# Your goal
Set down each entry exactly as given; pictures should not appear in the copy.

# Records for this task
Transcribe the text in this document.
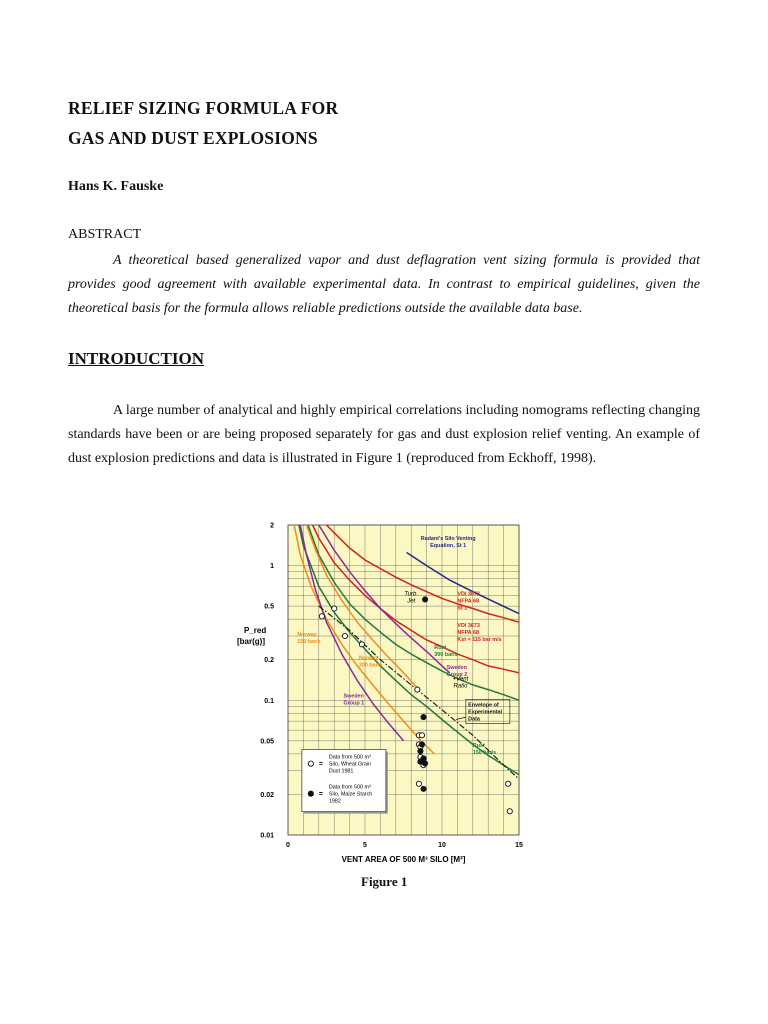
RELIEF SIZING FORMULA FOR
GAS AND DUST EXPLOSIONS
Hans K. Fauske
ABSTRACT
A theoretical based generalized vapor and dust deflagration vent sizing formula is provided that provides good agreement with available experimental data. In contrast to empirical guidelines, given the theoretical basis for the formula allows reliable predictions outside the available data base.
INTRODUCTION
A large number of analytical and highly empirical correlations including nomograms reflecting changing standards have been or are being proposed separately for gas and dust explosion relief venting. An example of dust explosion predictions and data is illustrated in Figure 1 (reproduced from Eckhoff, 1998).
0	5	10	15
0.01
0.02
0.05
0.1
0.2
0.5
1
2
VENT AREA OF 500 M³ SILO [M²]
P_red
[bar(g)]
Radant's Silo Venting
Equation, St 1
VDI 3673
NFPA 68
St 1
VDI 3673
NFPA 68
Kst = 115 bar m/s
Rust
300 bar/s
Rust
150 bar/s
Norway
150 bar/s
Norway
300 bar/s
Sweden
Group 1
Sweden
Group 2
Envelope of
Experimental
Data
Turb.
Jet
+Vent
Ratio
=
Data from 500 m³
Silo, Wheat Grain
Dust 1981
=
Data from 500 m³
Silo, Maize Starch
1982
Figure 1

# Completed task
Transcribe the text in this document.
RELIEF SIZING FORMULA FOR
GAS AND DUST EXPLOSIONS
Hans K. Fauske
ABSTRACT
A theoretical based generalized vapor and dust deflagration vent sizing formula is provided that provides good agreement with available experimental data. In contrast to empirical guidelines, given the theoretical basis for the formula allows reliable predictions outside the available data base.
INTRODUCTION
A large number of analytical and highly empirical correlations including nomograms reflecting changing standards have been or are being proposed separately for gas and dust explosion relief venting. An example of dust explosion predictions and data is illustrated in Figure 1 (reproduced from Eckhoff, 1998).
0	5	10	15
0.01
0.02
0.05
0.1
0.2
0.5
1
2
VENT AREA OF 500 M³ SILO [M²]
P_red
[bar(g)]
Radant's Silo Venting
Equation, St 1
VDI 3673
NFPA 68
St 1
VDI 3673
NFPA 68
Kst = 115 bar m/s
Rust
300 bar/s
Rust
150 bar/s
Norway
150 bar/s
Norway
300 bar/s
Sweden
Group 1
Sweden
Group 2
Envelope of
Experimental
Data
Turb.
Jet
+Vent
Ratio
=
Data from 500 m³
Silo, Wheat Grain
Dust 1981
=
Data from 500 m³
Silo, Maize Starch
1982
Figure 1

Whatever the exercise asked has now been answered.